## BEGIN Dataset excerpts

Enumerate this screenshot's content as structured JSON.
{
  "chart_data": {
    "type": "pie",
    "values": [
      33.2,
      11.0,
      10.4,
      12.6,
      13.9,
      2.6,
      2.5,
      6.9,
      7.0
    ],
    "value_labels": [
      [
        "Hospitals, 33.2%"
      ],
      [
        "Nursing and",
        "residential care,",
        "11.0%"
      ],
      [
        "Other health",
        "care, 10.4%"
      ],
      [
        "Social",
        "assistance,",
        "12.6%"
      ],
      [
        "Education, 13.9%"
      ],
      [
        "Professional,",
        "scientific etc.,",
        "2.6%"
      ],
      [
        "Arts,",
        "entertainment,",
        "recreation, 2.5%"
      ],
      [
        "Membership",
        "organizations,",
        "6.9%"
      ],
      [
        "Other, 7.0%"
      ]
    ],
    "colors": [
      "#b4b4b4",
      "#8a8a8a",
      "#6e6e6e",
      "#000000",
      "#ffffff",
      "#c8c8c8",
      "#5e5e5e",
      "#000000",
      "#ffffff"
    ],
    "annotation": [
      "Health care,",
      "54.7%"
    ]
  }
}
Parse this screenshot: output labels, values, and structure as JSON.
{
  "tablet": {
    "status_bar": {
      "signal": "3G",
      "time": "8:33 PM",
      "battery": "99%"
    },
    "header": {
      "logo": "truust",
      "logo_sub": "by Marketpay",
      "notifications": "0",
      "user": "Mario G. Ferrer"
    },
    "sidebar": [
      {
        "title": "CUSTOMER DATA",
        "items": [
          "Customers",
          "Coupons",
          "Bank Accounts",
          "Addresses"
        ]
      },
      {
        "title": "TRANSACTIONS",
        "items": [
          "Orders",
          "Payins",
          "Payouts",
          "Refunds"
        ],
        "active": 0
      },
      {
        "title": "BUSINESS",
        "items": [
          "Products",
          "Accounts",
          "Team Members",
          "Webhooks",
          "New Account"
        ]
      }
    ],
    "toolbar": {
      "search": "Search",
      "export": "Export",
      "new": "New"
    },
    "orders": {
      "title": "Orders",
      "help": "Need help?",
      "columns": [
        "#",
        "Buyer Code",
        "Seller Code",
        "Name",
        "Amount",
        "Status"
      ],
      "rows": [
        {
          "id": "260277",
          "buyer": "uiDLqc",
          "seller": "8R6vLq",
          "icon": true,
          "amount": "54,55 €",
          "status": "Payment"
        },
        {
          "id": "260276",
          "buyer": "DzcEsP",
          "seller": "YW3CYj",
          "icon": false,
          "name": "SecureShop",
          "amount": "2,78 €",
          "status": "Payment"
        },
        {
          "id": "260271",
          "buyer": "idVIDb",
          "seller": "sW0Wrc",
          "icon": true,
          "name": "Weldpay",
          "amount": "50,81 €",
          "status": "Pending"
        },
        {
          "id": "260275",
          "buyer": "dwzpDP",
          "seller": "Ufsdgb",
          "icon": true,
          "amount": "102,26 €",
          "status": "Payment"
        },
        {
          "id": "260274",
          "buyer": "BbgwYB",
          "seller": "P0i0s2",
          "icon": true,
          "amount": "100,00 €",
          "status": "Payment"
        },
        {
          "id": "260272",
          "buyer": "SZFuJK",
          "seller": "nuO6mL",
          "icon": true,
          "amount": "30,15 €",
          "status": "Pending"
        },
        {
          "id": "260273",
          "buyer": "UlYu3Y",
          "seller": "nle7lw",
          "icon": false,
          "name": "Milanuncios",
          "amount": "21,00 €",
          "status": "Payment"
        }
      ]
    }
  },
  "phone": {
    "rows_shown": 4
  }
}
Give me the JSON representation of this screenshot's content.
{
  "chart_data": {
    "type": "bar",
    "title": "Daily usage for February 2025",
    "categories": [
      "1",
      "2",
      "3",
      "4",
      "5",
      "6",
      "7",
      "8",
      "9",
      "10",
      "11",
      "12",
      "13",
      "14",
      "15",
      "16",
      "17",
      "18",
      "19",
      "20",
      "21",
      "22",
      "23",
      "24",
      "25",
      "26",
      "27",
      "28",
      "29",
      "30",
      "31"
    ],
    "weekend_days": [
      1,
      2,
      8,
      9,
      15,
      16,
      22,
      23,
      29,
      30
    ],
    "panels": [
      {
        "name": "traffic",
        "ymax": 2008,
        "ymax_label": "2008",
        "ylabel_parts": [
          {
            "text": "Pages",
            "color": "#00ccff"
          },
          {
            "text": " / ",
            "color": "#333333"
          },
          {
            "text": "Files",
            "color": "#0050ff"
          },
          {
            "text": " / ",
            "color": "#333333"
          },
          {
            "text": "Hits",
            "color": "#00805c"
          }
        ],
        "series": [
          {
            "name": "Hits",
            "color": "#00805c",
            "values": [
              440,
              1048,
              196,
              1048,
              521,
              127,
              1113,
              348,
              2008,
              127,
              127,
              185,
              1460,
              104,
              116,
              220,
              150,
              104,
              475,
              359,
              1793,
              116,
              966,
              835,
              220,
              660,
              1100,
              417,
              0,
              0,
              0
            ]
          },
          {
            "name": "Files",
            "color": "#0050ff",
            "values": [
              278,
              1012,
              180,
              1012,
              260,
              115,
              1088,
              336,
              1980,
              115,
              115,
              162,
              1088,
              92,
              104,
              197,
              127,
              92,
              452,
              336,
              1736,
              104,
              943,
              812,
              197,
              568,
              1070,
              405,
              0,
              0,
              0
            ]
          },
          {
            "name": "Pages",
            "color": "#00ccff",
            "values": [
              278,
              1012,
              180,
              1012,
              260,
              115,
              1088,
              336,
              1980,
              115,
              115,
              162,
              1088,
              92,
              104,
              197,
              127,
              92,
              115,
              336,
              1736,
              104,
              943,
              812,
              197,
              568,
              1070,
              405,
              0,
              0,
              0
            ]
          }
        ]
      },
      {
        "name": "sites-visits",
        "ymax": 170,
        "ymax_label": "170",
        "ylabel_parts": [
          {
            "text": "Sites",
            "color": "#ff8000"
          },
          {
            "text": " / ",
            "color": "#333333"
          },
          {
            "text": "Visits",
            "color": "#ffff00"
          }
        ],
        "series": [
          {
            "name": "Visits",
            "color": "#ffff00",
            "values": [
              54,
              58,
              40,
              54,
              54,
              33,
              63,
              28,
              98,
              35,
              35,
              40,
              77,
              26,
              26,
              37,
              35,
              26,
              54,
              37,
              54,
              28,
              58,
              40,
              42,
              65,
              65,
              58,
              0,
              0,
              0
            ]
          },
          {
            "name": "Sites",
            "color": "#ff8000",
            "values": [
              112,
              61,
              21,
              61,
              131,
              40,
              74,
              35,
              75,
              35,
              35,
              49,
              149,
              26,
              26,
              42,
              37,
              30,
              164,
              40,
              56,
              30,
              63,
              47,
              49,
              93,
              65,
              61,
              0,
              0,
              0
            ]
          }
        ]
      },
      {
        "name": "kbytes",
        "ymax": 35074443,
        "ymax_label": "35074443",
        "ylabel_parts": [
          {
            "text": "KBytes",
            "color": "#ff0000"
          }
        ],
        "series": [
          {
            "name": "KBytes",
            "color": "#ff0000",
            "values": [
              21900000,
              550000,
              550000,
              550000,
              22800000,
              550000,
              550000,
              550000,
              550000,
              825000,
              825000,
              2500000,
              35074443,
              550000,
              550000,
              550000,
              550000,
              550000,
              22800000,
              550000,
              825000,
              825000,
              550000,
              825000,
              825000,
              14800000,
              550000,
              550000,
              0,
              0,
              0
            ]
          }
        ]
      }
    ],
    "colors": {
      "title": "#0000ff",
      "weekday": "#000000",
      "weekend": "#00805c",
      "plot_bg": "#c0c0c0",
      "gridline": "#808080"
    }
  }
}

## END Dataset excerpts

• Requirements: Output the whole listing above again, word for word.

• Exercise output:
Enumerate this screenshot's content as structured JSON.
{
  "chart_data": {
    "type": "pie",
    "values": [
      33.2,
      11.0,
      10.4,
      12.6,
      13.9,
      2.6,
      2.5,
      6.9,
      7.0
    ],
    "value_labels": [
      [
        "Hospitals, 33.2%"
      ],
      [
        "Nursing and",
        "residential care,",
        "11.0%"
      ],
      [
        "Other health",
        "care, 10.4%"
      ],
      [
        "Social",
        "assistance,",
        "12.6%"
      ],
      [
        "Education, 13.9%"
      ],
      [
        "Professional,",
        "scientific etc.,",
        "2.6%"
      ],
      [
        "Arts,",
        "entertainment,",
        "recreation, 2.5%"
      ],
      [
        "Membership",
        "organizations,",
        "6.9%"
      ],
      [
        "Other, 7.0%"
      ]
    ],
    "colors": [
      "#b4b4b4",
      "#8a8a8a",
      "#6e6e6e",
      "#000000",
      "#ffffff",
      "#c8c8c8",
      "#5e5e5e",
      "#000000",
      "#ffffff"
    ],
    "annotation": [
      "Health care,",
      "54.7%"
    ]
  }
}
Parse this screenshot: output labels, values, and structure as JSON.
{
  "tablet": {
    "status_bar": {
      "signal": "3G",
      "time": "8:33 PM",
      "battery": "99%"
    },
    "header": {
      "logo": "truust",
      "logo_sub": "by Marketpay",
      "notifications": "0",
      "user": "Mario G. Ferrer"
    },
    "sidebar": [
      {
        "title": "CUSTOMER DATA",
        "items": [
          "Customers",
          "Coupons",
          "Bank Accounts",
          "Addresses"
        ]
      },
      {
        "title": "TRANSACTIONS",
        "items": [
          "Orders",
          "Payins",
          "Payouts",
          "Refunds"
        ],
        "active": 0
      },
      {
        "title": "BUSINESS",
        "items": [
          "Products",
          "Accounts",
          "Team Members",
          "Webhooks",
          "New Account"
        ]
      }
    ],
    "toolbar": {
      "search": "Search",
      "export": "Export",
      "new": "New"
    },
    "orders": {
      "title": "Orders",
      "help": "Need help?",
      "columns": [
        "#",
        "Buyer Code",
        "Seller Code",
        "Name",
        "Amount",
        "Status"
      ],
      "rows": [
        {
          "id": "260277",
          "buyer": "uiDLqc",
          "seller": "8R6vLq",
          "icon": true,
          "amount": "54,55 €",
          "status": "Payment"
        },
        {
          "id": "260276",
          "buyer": "DzcEsP",
          "seller": "YW3CYj",
          "icon": false,
          "name": "SecureShop",
          "amount": "2,78 €",
          "status": "Payment"
        },
        {
          "id": "260271",
          "buyer": "idVIDb",
          "seller": "sW0Wrc",
          "icon": true,
          "name": "Weldpay",
          "amount": "50,81 €",
          "status": "Pending"
        },
        {
          "id": "260275",
          "buyer": "dwzpDP",
          "seller": "Ufsdgb",
          "icon": true,
          "amount": "102,26 €",
          "status": "Payment"
        },
        {
          "id": "260274",
          "buyer": "BbgwYB",
          "seller": "P0i0s2",
          "icon": true,
          "amount": "100,00 €",
          "status": "Payment"
        },
        {
          "id": "260272",
          "buyer": "SZFuJK",
          "seller": "nuO6mL",
          "icon": true,
          "amount": "30,15 €",
          "status": "Pending"
        },
        {
          "id": "260273",
          "buyer": "UlYu3Y",
          "seller": "nle7lw",
          "icon": false,
          "name": "Milanuncios",
          "amount": "21,00 €",
          "status": "Payment"
        }
      ]
    }
  },
  "phone": {
    "rows_shown": 4
  }
}
Give me the JSON representation of this screenshot's content.
{
  "chart_data": {
    "type": "bar",
    "title": "Daily usage for February 2025",
    "categories": [
      "1",
      "2",
      "3",
      "4",
      "5",
      "6",
      "7",
      "8",
      "9",
      "10",
      "11",
      "12",
      "13",
      "14",
      "15",
      "16",
      "17",
      "18",
      "19",
      "20",
      "21",
      "22",
      "23",
      "24",
      "25",
      "26",
      "27",
      "28",
      "29",
      "30",
      "31"
    ],
    "weekend_days": [
      1,
      2,
      8,
      9,
      15,
      16,
      22,
      23,
      29,
      30
    ],
    "panels": [
      {
        "name": "traffic",
        "ymax": 2008,
        "ymax_label": "2008",
        "ylabel_parts": [
          {
            "text": "Pages",
            "color": "#00ccff"
          },
          {
            "text": " / ",
            "color": "#333333"
          },
          {
            "text": "Files",
            "color": "#0050ff"
          },
          {
            "text": " / ",
            "color": "#333333"
          },
          {
            "text": "Hits",
            "color": "#00805c"
          }
        ],
        "series": [
          {
            "name": "Hits",
            "color": "#00805c",
            "values": [
              440,
              1048,
              196,
              1048,
              521,
              127,
              1113,
              348,
              2008,
              127,
              127,
              185,
              1460,
              104,
              116,
              220,
              150,
              104,
              475,
              359,
              1793,
              116,
              966,
              835,
              220,
              660,
              1100,
              417,
              0,
              0,
              0
            ]
          },
          {
            "name": "Files",
            "color": "#0050ff",
            "values": [
              278,
              1012,
              180,
              1012,
              260,
              115,
              1088,
              336,
              1980,
              115,
              115,
              162,
              1088,
              92,
              104,
              197,
              127,
              92,
              452,
              336,
              1736,
              104,
              943,
              812,
              197,
              568,
              1070,
              405,
              0,
              0,
              0
            ]
          },
          {
            "name": "Pages",
            "color": "#00ccff",
            "values": [
              278,
              1012,
              180,
              1012,
              260,
              115,
              1088,
              336,
              1980,
              115,
              115,
              162,
              1088,
              92,
              104,
              197,
              127,
              92,
              115,
              336,
              1736,
              104,
              943,
              812,
              197,
              568,
              1070,
              405,
              0,
              0,
              0
            ]
          }
        ]
      },
      {
        "name": "sites-visits",
        "ymax": 170,
        "ymax_label": "170",
        "ylabel_parts": [
          {
            "text": "Sites",
            "color": "#ff8000"
          },
          {
            "text": " / ",
            "color": "#333333"
          },
          {
            "text": "Visits",
            "color": "#ffff00"
          }
        ],
        "series": [
          {
            "name": "Visits",
            "color": "#ffff00",
            "values": [
              54,
              58,
              40,
              54,
              54,
              33,
              63,
              28,
              98,
              35,
              35,
              40,
              77,
              26,
              26,
              37,
              35,
              26,
              54,
              37,
              54,
              28,
              58,
              40,
              42,
              65,
              65,
              58,
              0,
              0,
              0
            ]
          },
          {
            "name": "Sites",
            "color": "#ff8000",
            "values": [
              112,
              61,
              21,
              61,
              131,
              40,
              74,
              35,
              75,
              35,
              35,
              49,
              149,
              26,
              26,
              42,
              37,
              30,
              164,
              40,
              56,
              30,
              63,
              47,
              49,
              93,
              65,
              61,
              0,
              0,
              0
            ]
          }
        ]
      },
      {
        "name": "kbytes",
        "ymax": 35074443,
        "ymax_label": "35074443",
        "ylabel_parts": [
          {
            "text": "KBytes",
            "color": "#ff0000"
          }
        ],
        "series": [
          {
            "name": "KBytes",
            "color": "#ff0000",
            "values": [
              21900000,
              550000,
              550000,
              550000,
              22800000,
              550000,
              550000,
              550000,
              550000,
              825000,
              825000,
              2500000,
              35074443,
              550000,
              550000,
              550000,
              550000,
              550000,
              22800000,
              550000,
              825000,
              825000,
              550000,
              825000,
              825000,
              14800000,
              550000,
              550000,
              0,
              0,
              0
            ]
          }
        ]
      }
    ],
    "colors": {
      "title": "#0000ff",
      "weekday": "#000000",
      "weekend": "#00805c",
      "plot_bg": "#c0c0c0",
      "gridline": "#808080"
    }
  }
}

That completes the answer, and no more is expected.